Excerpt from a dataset
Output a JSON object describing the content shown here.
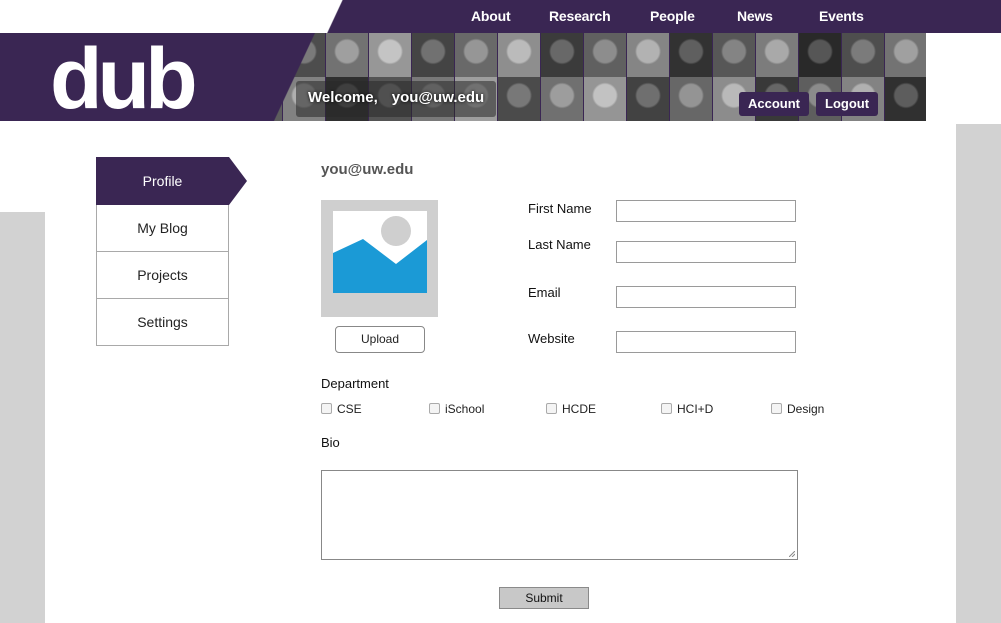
{
  "nav": {
    "items": [
      {
        "label": "About"
      },
      {
        "label": "Research"
      },
      {
        "label": "People"
      },
      {
        "label": "News"
      },
      {
        "label": "Events"
      }
    ]
  },
  "header": {
    "logo_text": "dub",
    "welcome_label": "Welcome,",
    "user_email": "you@uw.edu",
    "account_label": "Account",
    "logout_label": "Logout"
  },
  "sidebar": {
    "items": [
      {
        "label": "Profile",
        "active": true
      },
      {
        "label": "My Blog"
      },
      {
        "label": "Projects"
      },
      {
        "label": "Settings"
      }
    ]
  },
  "profile": {
    "title": "you@uw.edu",
    "upload_label": "Upload",
    "fields": {
      "first_name": {
        "label": "First Name",
        "value": ""
      },
      "last_name": {
        "label": "Last Name",
        "value": ""
      },
      "email": {
        "label": "Email",
        "value": ""
      },
      "website": {
        "label": "Website",
        "value": ""
      }
    },
    "department_label": "Department",
    "departments": [
      {
        "label": "CSE",
        "checked": false
      },
      {
        "label": "iSchool",
        "checked": false
      },
      {
        "label": "HCDE",
        "checked": false
      },
      {
        "label": "HCI+D",
        "checked": false
      },
      {
        "label": "Design",
        "checked": false
      }
    ],
    "bio_label": "Bio",
    "bio_value": "",
    "submit_label": "Submit"
  },
  "colors": {
    "brand_purple": "#3a2653",
    "side_gray": "#d2d2d2",
    "placeholder_blue": "#1b9ad6"
  },
  "icons": {
    "avatar": "image-placeholder-icon",
    "checkbox": "checkbox-icon",
    "textarea_resize": "resize-grip-icon"
  }
}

[Exercise]:
Print the whole listing above once more, word for word, without its pictures.

[Answer below]:
Output a JSON object describing the content shown here.
{
  "nav": {
    "items": [
      {
        "label": "About"
      },
      {
        "label": "Research"
      },
      {
        "label": "People"
      },
      {
        "label": "News"
      },
      {
        "label": "Events"
      }
    ]
  },
  "header": {
    "logo_text": "dub",
    "welcome_label": "Welcome,",
    "user_email": "you@uw.edu",
    "account_label": "Account",
    "logout_label": "Logout"
  },
  "sidebar": {
    "items": [
      {
        "label": "Profile",
        "active": true
      },
      {
        "label": "My Blog"
      },
      {
        "label": "Projects"
      },
      {
        "label": "Settings"
      }
    ]
  },
  "profile": {
    "title": "you@uw.edu",
    "upload_label": "Upload",
    "fields": {
      "first_name": {
        "label": "First Name",
        "value": ""
      },
      "last_name": {
        "label": "Last Name",
        "value": ""
      },
      "email": {
        "label": "Email",
        "value": ""
      },
      "website": {
        "label": "Website",
        "value": ""
      }
    },
    "department_label": "Department",
    "departments": [
      {
        "label": "CSE",
        "checked": false
      },
      {
        "label": "iSchool",
        "checked": false
      },
      {
        "label": "HCDE",
        "checked": false
      },
      {
        "label": "HCI+D",
        "checked": false
      },
      {
        "label": "Design",
        "checked": false
      }
    ],
    "bio_label": "Bio",
    "bio_value": "",
    "submit_label": "Submit"
  },
  "colors": {
    "brand_purple": "#3a2653",
    "side_gray": "#d2d2d2",
    "placeholder_blue": "#1b9ad6"
  },
  "icons": {
    "avatar": "image-placeholder-icon",
    "checkbox": "checkbox-icon",
    "textarea_resize": "resize-grip-icon"
  }
}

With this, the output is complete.